--- START OF Supplied data ---

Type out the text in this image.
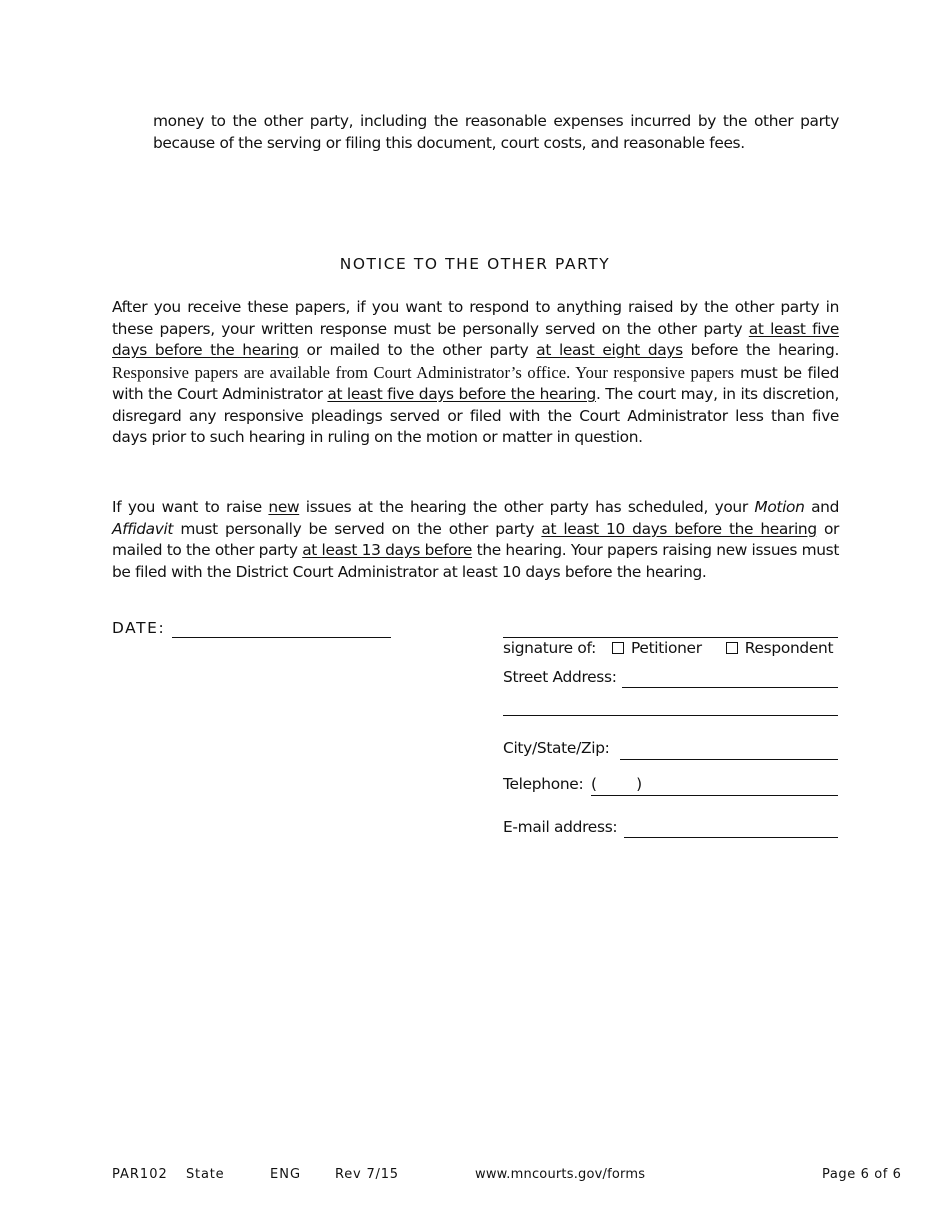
money to the other party, including the reasonable expenses incurred by the other party because of the serving or filing this document, court costs, and reasonable fees.

NOTICE TO THE OTHER PARTY

After you receive these papers, if you want to respond to anything raised by the other party in these papers, your written response must be personally served on the other party at least five days before the hearing or mailed to the other party at least eight days before the hearing. Responsive papers are available from Court Administrator’s office. Your responsive papers must be filed with the Court Administrator at least five days before the hearing. The court may, in its discretion, disregard any responsive pleadings served or filed with the Court Administrator less than five days prior to such hearing in ruling on the motion or matter in question.

If you want to raise new issues at the hearing the other party has scheduled, your Motion and Affidavit must personally be served on the other party at least 10 days before the hearing or mailed to the other party at least 13 days before the hearing. Your papers raising new issues must be filed with the District Court Administrator at least 10 days before the hearing.

DATE:
signature of: Petitioner	Respondent
Street Address:
City/State/Zip:
Telephone: (        )
E-mail address:
PAR102 State	ENG	Rev 7/15	www.mncourts.gov/forms	Page 6 of 6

--- END OF Supplied data ---

=== Directive ===
Write out each line of the data that holds the string "State".

=== Task output ===
City/State/Zip:
PAR102 State	ENG	Rev 7/15	www.mncourts.gov/forms	Page 6 of 6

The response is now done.